**Problem statement:**
Your task is to transcribe the records exactly, skipping every image.

**Information provided:**
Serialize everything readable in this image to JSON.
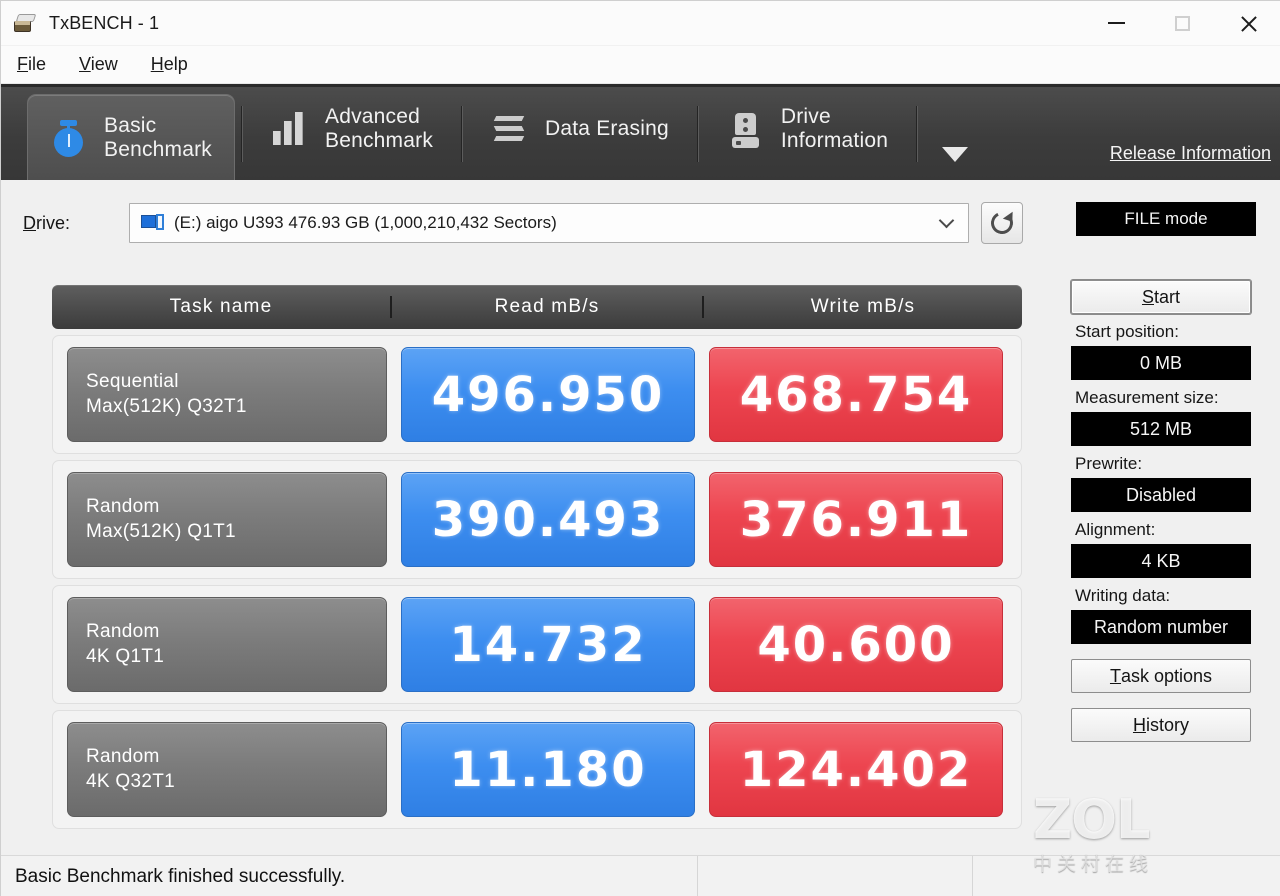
{
  "window": {
    "title": "TxBENCH - 1",
    "icon": "drive-icon",
    "minimize_label": "Minimize",
    "maximize_label": "Maximize",
    "close_label": "Close"
  },
  "menu": {
    "items": [
      {
        "accel": "F",
        "rest": "ile"
      },
      {
        "accel": "V",
        "rest": "iew"
      },
      {
        "accel": "H",
        "rest": "elp"
      }
    ]
  },
  "tabs": {
    "items": [
      {
        "line1": "Basic",
        "line2": "Benchmark",
        "icon": "stopwatch-icon",
        "active": true
      },
      {
        "line1": "Advanced",
        "line2": "Benchmark",
        "icon": "bar-chart-icon",
        "active": false
      },
      {
        "line1": "Data Erasing",
        "line2": "",
        "icon": "eraser-icon",
        "active": false
      },
      {
        "line1": "Drive",
        "line2": "Information",
        "icon": "drive-info-icon",
        "active": false
      }
    ],
    "more_icon": "chevron-down-icon",
    "release_link": "Release Information"
  },
  "drive": {
    "label_accel": "D",
    "label_rest": "rive:",
    "selected": "(E:) aigo U393  476.93 GB (1,000,210,432 Sectors)",
    "dropdown_icon": "chevron-down-icon",
    "refresh_icon": "refresh-icon",
    "mode_button": "FILE mode"
  },
  "table": {
    "headers": [
      "Task name",
      "Read mB/s",
      "Write mB/s"
    ],
    "rows": [
      {
        "task_line1": "Sequential",
        "task_line2": "Max(512K) Q32T1",
        "read": "496.950",
        "write": "468.754"
      },
      {
        "task_line1": "Random",
        "task_line2": "Max(512K) Q1T1",
        "read": "390.493",
        "write": "376.911"
      },
      {
        "task_line1": "Random",
        "task_line2": "4K Q1T1",
        "read": "14.732",
        "write": "40.600"
      },
      {
        "task_line1": "Random",
        "task_line2": "4K Q32T1",
        "read": "11.180",
        "write": "124.402"
      }
    ]
  },
  "sidebar": {
    "start_accel": "S",
    "start_rest": "tart",
    "start_position_label": "Start position:",
    "start_position_value": "0 MB",
    "measurement_size_label": "Measurement size:",
    "measurement_size_value": "512 MB",
    "prewrite_label": "Prewrite:",
    "prewrite_value": "Disabled",
    "alignment_label": "Alignment:",
    "alignment_value": "4 KB",
    "writing_data_label": "Writing data:",
    "writing_data_value": "Random number",
    "task_options_accel": "T",
    "task_options_rest": "ask options",
    "history_accel": "H",
    "history_rest": "istory"
  },
  "status": {
    "message": "Basic Benchmark finished successfully."
  },
  "watermark": {
    "text": "ZOL",
    "subtext": "中关村在线"
  },
  "colors": {
    "read_accent": "#3d8ef0",
    "write_accent": "#ed4550",
    "toolbar_bg": "#3c3c3c",
    "active_tab_bg": "#555555",
    "task_cell_bg": "#7c7c7c",
    "value_dark": "#000000",
    "window_bg": "#f0f0f0"
  }
}
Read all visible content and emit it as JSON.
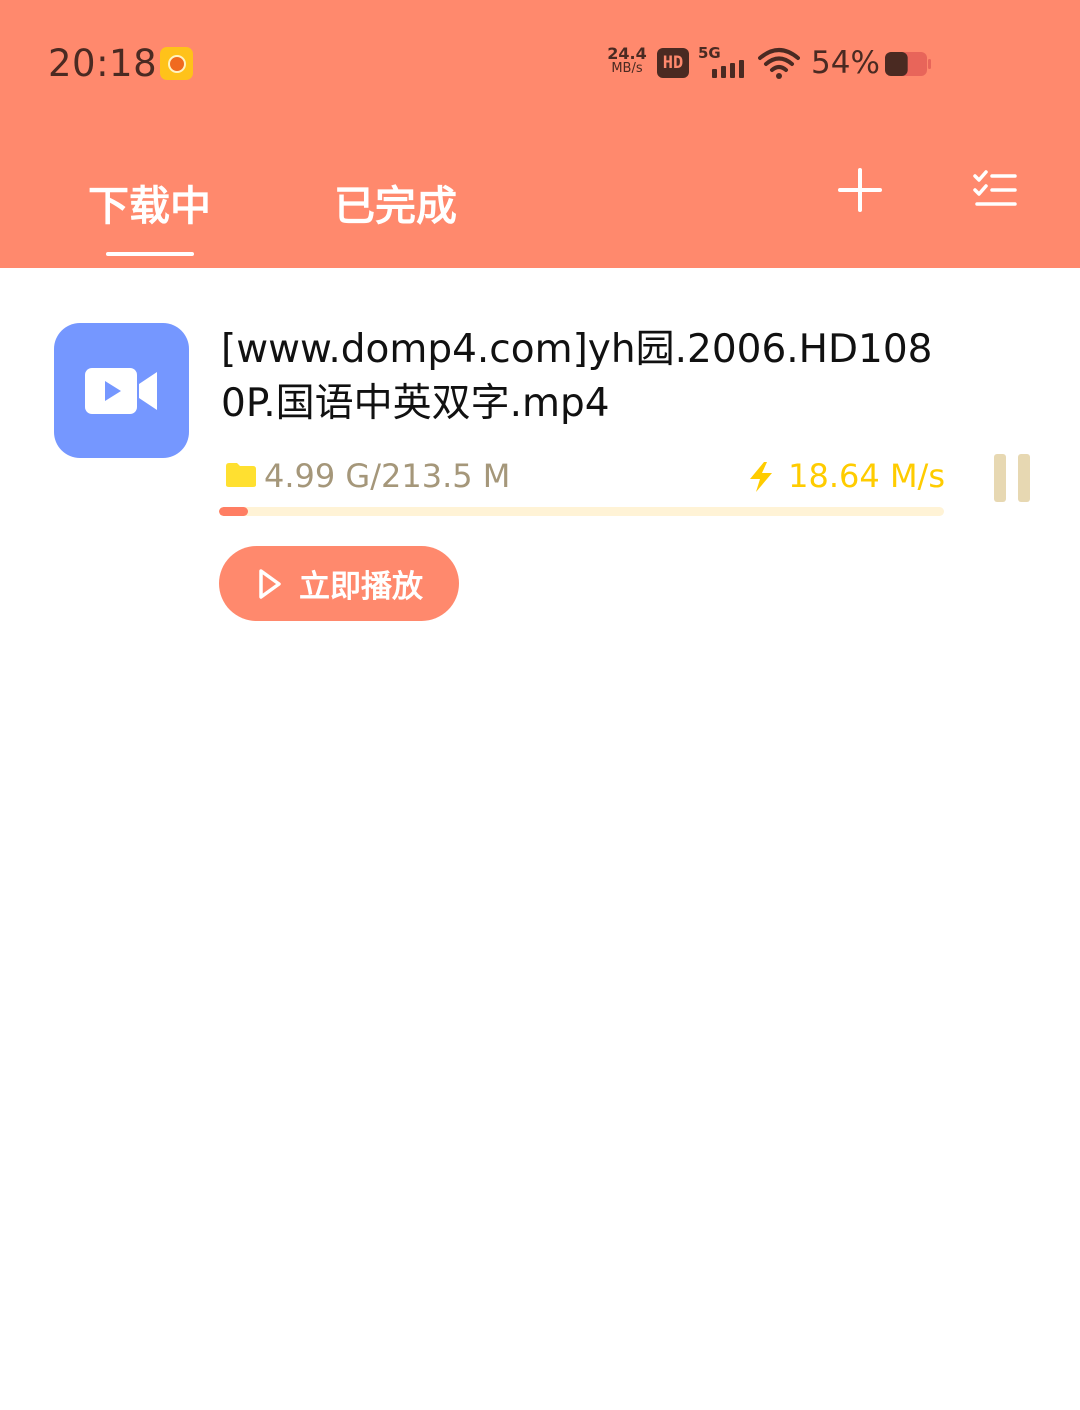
{
  "status_bar": {
    "time": "20:18",
    "net_speed_value": "24.4",
    "net_speed_unit": "MB/s",
    "hd_label": "HD",
    "network_type": "5G",
    "battery_percent": "54%",
    "battery_level": 0.54
  },
  "header": {
    "tabs": [
      {
        "label": "下载中",
        "active": true
      },
      {
        "label": "已完成",
        "active": false
      }
    ],
    "add_icon": "plus-icon",
    "list_icon": "checklist-icon"
  },
  "downloads": [
    {
      "title": "[www.domp4.com]yh园.2006.HD1080P.国语中英双字.mp4",
      "size_text": "4.99 G/213.5 M",
      "speed_text": "18.64 M/s",
      "progress": 0.04,
      "thumb_icon": "video-camera-icon",
      "play_label": "立即播放"
    }
  ],
  "colors": {
    "header_bg": "#FF896D",
    "thumb_bg": "#7597FF",
    "speed": "#FFCC00",
    "meta_text": "#A5977A",
    "progress_fill": "#FF7E63",
    "progress_track": "#FFF3D6"
  }
}
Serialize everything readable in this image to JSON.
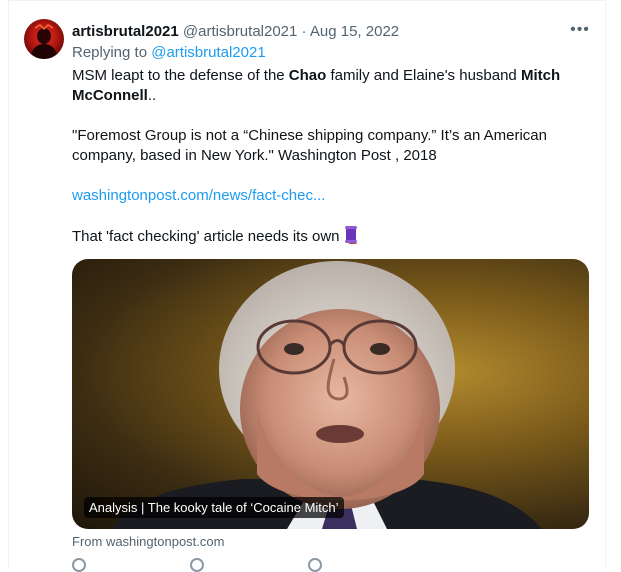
{
  "tweet": {
    "display_name": "artisbrutal2021",
    "handle": "@artisbrutal2021",
    "separator": "·",
    "date": "Aug 15, 2022",
    "more_icon": "ellipsis-icon",
    "replying_prefix": "Replying to",
    "replying_handle": "@artisbrutal2021",
    "para1": {
      "a": "MSM leapt to the defense of the ",
      "b": "Chao",
      "c": " family and Elaine's husband ",
      "d": "Mitch McConnell",
      "e": ".."
    },
    "para2": "\"Foremost Group is not a “Chinese shipping company.” It’s an American company, based in New York.\" Washington Post , 2018",
    "link": "washingtonpost.com/news/fact-chec...",
    "para4": "That 'fact checking' article needs its own",
    "para4_emoji": "scroll-emoji"
  },
  "card": {
    "caption": "Analysis | The kooky tale of ‘Cocaine Mitch’",
    "source": "From washingtonpost.com"
  },
  "colors": {
    "link": "#1d9bf0",
    "secondary_text": "#536471",
    "primary_text": "#0f1419"
  }
}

**Response to the task:**
Serialize everything readable in this image to JSON.
{
  "window": {
    "title": "TxBENCH - 1",
    "icon": "drive-icon",
    "minimize_label": "Minimize",
    "maximize_label": "Maximize",
    "close_label": "Close"
  },
  "menu": {
    "items": [
      {
        "accel": "F",
        "rest": "ile"
      },
      {
        "accel": "V",
        "rest": "iew"
      },
      {
        "accel": "H",
        "rest": "elp"
      }
    ]
  },
  "tabs": {
    "items": [
      {
        "line1": "Basic",
        "line2": "Benchmark",
        "icon": "stopwatch-icon",
        "active": true
      },
      {
        "line1": "Advanced",
        "line2": "Benchmark",
        "icon": "bar-chart-icon",
        "active": false
      },
      {
        "line1": "Data Erasing",
        "line2": "",
        "icon": "eraser-icon",
        "active": false
      },
      {
        "line1": "Drive",
        "line2": "Information",
        "icon": "drive-info-icon",
        "active": false
      }
    ],
    "more_icon": "chevron-down-icon",
    "release_link": "Release Information"
  },
  "drive": {
    "label_accel": "D",
    "label_rest": "rive:",
    "selected": "(E:) aigo U393  476.93 GB (1,000,210,432 Sectors)",
    "dropdown_icon": "chevron-down-icon",
    "refresh_icon": "refresh-icon",
    "mode_button": "FILE mode"
  },
  "table": {
    "headers": [
      "Task name",
      "Read mB/s",
      "Write mB/s"
    ],
    "rows": [
      {
        "task_line1": "Sequential",
        "task_line2": "Max(512K) Q32T1",
        "read": "496.950",
        "write": "468.754"
      },
      {
        "task_line1": "Random",
        "task_line2": "Max(512K) Q1T1",
        "read": "390.493",
        "write": "376.911"
      },
      {
        "task_line1": "Random",
        "task_line2": "4K Q1T1",
        "read": "14.732",
        "write": "40.600"
      },
      {
        "task_line1": "Random",
        "task_line2": "4K Q32T1",
        "read": "11.180",
        "write": "124.402"
      }
    ]
  },
  "sidebar": {
    "start_accel": "S",
    "start_rest": "tart",
    "start_position_label": "Start position:",
    "start_position_value": "0 MB",
    "measurement_size_label": "Measurement size:",
    "measurement_size_value": "512 MB",
    "prewrite_label": "Prewrite:",
    "prewrite_value": "Disabled",
    "alignment_label": "Alignment:",
    "alignment_value": "4 KB",
    "writing_data_label": "Writing data:",
    "writing_data_value": "Random number",
    "task_options_accel": "T",
    "task_options_rest": "ask options",
    "history_accel": "H",
    "history_rest": "istory"
  },
  "status": {
    "message": "Basic Benchmark finished successfully."
  },
  "watermark": {
    "text": "ZOL",
    "subtext": "中关村在线"
  },
  "colors": {
    "read_accent": "#3d8ef0",
    "write_accent": "#ed4550",
    "toolbar_bg": "#3c3c3c",
    "active_tab_bg": "#555555",
    "task_cell_bg": "#7c7c7c",
    "value_dark": "#000000",
    "window_bg": "#f0f0f0"
  }
}
Read all visible content and emit it as JSON.
{
  "status_bar": {
    "time": "20:18",
    "net_speed_value": "24.4",
    "net_speed_unit": "MB/s",
    "hd_label": "HD",
    "network_type": "5G",
    "battery_percent": "54%",
    "battery_level": 0.54
  },
  "header": {
    "tabs": [
      {
        "label": "下载中",
        "active": true
      },
      {
        "label": "已完成",
        "active": false
      }
    ],
    "add_icon": "plus-icon",
    "list_icon": "checklist-icon"
  },
  "downloads": [
    {
      "title": "[www.domp4.com]yh园.2006.HD1080P.国语中英双字.mp4",
      "size_text": "4.99 G/213.5 M",
      "speed_text": "18.64 M/s",
      "progress": 0.04,
      "thumb_icon": "video-camera-icon",
      "play_label": "立即播放"
    }
  ],
  "colors": {
    "header_bg": "#FF896D",
    "thumb_bg": "#7597FF",
    "speed": "#FFCC00",
    "meta_text": "#A5977A",
    "progress_fill": "#FF7E63",
    "progress_track": "#FFF3D6"
  }
}
Serialize everything readable in this image to JSON.
{
  "tweet": {
    "display_name": "artisbrutal2021",
    "handle": "@artisbrutal2021",
    "separator": "·",
    "date": "Aug 15, 2022",
    "more_icon": "ellipsis-icon",
    "replying_prefix": "Replying to",
    "replying_handle": "@artisbrutal2021",
    "para1": {
      "a": "MSM leapt to the defense of the ",
      "b": "Chao",
      "c": " family and Elaine's husband ",
      "d": "Mitch McConnell",
      "e": ".."
    },
    "para2": "\"Foremost Group is not a “Chinese shipping company.” It’s an American company, based in New York.\" Washington Post , 2018",
    "link": "washingtonpost.com/news/fact-chec...",
    "para4": "That 'fact checking' article needs its own",
    "para4_emoji": "scroll-emoji"
  },
  "card": {
    "caption": "Analysis | The kooky tale of ‘Cocaine Mitch’",
    "source": "From washingtonpost.com"
  },
  "colors": {
    "link": "#1d9bf0",
    "secondary_text": "#536471",
    "primary_text": "#0f1419"
  }
}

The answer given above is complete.